Extracted records
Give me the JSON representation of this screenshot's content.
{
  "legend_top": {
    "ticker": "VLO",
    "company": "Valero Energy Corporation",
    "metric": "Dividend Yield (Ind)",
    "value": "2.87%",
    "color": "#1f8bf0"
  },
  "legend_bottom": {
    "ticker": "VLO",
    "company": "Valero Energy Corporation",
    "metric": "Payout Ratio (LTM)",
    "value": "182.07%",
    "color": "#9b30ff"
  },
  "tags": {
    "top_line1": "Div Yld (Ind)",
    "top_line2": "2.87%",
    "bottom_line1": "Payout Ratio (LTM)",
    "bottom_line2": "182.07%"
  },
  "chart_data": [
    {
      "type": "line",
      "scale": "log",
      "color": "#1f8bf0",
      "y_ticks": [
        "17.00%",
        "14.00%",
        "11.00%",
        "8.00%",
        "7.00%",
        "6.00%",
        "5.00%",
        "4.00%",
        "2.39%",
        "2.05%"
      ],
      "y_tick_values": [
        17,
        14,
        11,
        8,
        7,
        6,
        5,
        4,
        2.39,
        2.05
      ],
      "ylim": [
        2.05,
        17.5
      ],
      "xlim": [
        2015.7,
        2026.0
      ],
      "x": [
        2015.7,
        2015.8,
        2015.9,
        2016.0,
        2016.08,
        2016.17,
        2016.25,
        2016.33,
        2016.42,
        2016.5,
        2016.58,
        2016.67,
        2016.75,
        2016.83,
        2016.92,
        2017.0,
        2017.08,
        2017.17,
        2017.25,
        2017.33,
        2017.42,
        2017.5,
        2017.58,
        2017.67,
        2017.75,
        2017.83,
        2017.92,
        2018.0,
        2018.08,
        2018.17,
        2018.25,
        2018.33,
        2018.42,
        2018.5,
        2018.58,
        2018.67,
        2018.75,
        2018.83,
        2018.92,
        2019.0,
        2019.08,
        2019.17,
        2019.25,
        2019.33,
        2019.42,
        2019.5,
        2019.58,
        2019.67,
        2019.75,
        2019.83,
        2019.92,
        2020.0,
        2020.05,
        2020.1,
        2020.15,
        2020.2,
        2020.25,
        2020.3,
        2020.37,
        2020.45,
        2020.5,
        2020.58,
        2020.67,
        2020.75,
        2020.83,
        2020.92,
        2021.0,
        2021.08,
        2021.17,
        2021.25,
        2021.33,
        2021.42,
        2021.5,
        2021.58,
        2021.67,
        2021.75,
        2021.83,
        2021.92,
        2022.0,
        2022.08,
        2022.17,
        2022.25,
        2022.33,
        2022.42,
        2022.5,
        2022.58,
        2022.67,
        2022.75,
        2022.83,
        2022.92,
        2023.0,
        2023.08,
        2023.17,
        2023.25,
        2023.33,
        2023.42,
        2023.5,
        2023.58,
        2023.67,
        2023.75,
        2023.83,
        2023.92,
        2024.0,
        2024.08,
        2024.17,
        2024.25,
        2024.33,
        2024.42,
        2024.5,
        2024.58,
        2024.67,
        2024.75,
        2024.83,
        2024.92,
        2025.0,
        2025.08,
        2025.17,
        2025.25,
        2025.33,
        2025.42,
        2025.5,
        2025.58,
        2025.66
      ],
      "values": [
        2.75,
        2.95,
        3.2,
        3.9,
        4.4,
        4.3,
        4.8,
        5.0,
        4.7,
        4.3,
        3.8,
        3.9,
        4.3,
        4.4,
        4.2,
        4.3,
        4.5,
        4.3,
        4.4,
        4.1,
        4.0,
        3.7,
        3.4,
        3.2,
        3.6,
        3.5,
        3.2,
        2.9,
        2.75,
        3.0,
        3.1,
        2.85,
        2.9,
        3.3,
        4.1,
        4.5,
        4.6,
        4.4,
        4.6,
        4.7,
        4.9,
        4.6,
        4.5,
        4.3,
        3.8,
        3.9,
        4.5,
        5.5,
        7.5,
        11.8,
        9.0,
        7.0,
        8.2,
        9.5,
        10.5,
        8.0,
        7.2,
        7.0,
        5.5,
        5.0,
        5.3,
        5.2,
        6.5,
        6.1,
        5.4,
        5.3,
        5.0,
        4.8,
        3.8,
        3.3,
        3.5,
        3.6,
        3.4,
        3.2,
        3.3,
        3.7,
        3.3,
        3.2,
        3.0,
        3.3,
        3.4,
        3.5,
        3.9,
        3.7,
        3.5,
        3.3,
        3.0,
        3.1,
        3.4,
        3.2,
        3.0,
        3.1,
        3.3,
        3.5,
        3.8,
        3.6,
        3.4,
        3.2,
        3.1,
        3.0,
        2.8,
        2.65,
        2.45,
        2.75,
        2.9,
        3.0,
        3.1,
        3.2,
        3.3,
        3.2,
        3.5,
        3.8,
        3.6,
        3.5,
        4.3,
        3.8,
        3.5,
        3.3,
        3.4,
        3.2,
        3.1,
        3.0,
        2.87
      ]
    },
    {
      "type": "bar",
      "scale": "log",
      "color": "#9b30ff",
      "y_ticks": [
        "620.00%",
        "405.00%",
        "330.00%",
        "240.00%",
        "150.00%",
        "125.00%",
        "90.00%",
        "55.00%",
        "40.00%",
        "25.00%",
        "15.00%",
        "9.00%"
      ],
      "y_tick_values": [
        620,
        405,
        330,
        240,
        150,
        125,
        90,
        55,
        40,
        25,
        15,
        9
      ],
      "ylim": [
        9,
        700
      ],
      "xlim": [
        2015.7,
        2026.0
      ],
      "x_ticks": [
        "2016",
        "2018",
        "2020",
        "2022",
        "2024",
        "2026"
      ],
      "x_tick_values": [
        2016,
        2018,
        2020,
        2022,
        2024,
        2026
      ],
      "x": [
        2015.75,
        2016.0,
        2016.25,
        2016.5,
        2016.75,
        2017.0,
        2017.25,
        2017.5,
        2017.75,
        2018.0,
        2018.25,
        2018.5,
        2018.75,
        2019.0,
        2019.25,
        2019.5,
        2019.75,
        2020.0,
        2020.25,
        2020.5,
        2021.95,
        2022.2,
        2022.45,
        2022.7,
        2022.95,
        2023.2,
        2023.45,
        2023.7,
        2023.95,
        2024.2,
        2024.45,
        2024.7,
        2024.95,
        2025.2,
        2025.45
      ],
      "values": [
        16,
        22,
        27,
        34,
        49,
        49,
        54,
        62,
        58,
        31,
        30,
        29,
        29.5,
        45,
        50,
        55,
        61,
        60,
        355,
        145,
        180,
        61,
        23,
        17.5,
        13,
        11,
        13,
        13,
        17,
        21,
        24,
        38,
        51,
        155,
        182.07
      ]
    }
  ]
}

Directive
Which lines above hold the word "Payout"? Copy each of them.

Written answer
    "metric": "Payout Ratio (LTM)",
    "bottom_line1": "Payout Ratio (LTM)",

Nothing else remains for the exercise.